Copy the lines below verbatim, beginning with the line that includes "What's the underlying" and continuing to the end; leave out everything before it.

________

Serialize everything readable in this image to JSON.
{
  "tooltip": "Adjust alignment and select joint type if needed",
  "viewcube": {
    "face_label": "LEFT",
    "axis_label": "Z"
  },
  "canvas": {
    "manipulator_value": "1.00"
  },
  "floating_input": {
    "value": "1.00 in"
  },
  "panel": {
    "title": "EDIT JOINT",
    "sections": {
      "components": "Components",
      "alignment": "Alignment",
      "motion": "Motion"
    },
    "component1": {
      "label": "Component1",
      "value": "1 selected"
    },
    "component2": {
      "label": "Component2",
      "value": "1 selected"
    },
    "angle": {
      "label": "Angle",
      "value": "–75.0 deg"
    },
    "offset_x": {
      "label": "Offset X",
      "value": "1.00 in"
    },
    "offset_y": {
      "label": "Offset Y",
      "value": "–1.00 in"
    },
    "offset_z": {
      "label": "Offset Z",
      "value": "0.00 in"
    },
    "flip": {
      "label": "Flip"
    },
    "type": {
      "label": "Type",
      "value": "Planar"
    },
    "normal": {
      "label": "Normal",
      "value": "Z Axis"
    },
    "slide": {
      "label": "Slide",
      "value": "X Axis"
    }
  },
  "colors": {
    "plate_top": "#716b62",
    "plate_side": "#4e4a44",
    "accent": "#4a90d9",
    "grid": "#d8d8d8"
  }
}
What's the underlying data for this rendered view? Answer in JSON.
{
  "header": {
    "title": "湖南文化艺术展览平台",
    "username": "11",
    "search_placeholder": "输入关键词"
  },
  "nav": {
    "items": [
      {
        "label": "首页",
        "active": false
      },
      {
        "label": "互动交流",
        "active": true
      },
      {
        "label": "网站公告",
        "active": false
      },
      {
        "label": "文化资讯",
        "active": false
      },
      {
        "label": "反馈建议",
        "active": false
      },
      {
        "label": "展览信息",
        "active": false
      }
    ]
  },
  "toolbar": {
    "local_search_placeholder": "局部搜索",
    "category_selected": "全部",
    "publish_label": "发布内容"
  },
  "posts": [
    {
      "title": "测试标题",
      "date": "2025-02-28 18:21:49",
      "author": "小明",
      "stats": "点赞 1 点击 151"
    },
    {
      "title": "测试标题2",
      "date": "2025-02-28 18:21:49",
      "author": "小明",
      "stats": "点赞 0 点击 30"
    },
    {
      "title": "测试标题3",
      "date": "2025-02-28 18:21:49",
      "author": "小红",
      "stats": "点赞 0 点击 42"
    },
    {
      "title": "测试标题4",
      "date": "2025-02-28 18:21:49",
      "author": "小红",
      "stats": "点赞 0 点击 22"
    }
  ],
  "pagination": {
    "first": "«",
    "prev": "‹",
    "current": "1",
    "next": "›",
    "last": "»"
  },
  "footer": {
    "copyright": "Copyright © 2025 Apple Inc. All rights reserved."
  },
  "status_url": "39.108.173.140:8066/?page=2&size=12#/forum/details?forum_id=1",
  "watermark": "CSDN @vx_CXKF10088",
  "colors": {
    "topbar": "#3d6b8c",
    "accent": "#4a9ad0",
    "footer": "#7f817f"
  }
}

________

- **EXERCISE RESULT**
What's the underlying data for this rendered view? Answer in JSON.
{
  "header": {
    "title": "湖南文化艺术展览平台",
    "username": "11",
    "search_placeholder": "输入关键词"
  },
  "nav": {
    "items": [
      {
        "label": "首页",
        "active": false
      },
      {
        "label": "互动交流",
        "active": true
      },
      {
        "label": "网站公告",
        "active": false
      },
      {
        "label": "文化资讯",
        "active": false
      },
      {
        "label": "反馈建议",
        "active": false
      },
      {
        "label": "展览信息",
        "active": false
      }
    ]
  },
  "toolbar": {
    "local_search_placeholder": "局部搜索",
    "category_selected": "全部",
    "publish_label": "发布内容"
  },
  "posts": [
    {
      "title": "测试标题",
      "date": "2025-02-28 18:21:49",
      "author": "小明",
      "stats": "点赞 1 点击 151"
    },
    {
      "title": "测试标题2",
      "date": "2025-02-28 18:21:49",
      "author": "小明",
      "stats": "点赞 0 点击 30"
    },
    {
      "title": "测试标题3",
      "date": "2025-02-28 18:21:49",
      "author": "小红",
      "stats": "点赞 0 点击 42"
    },
    {
      "title": "测试标题4",
      "date": "2025-02-28 18:21:49",
      "author": "小红",
      "stats": "点赞 0 点击 22"
    }
  ],
  "pagination": {
    "first": "«",
    "prev": "‹",
    "current": "1",
    "next": "›",
    "last": "»"
  },
  "footer": {
    "copyright": "Copyright © 2025 Apple Inc. All rights reserved."
  },
  "status_url": "39.108.173.140:8066/?page=2&size=12#/forum/details?forum_id=1",
  "watermark": "CSDN @vx_CXKF10088",
  "colors": {
    "topbar": "#3d6b8c",
    "accent": "#4a9ad0",
    "footer": "#7f817f"
  }
}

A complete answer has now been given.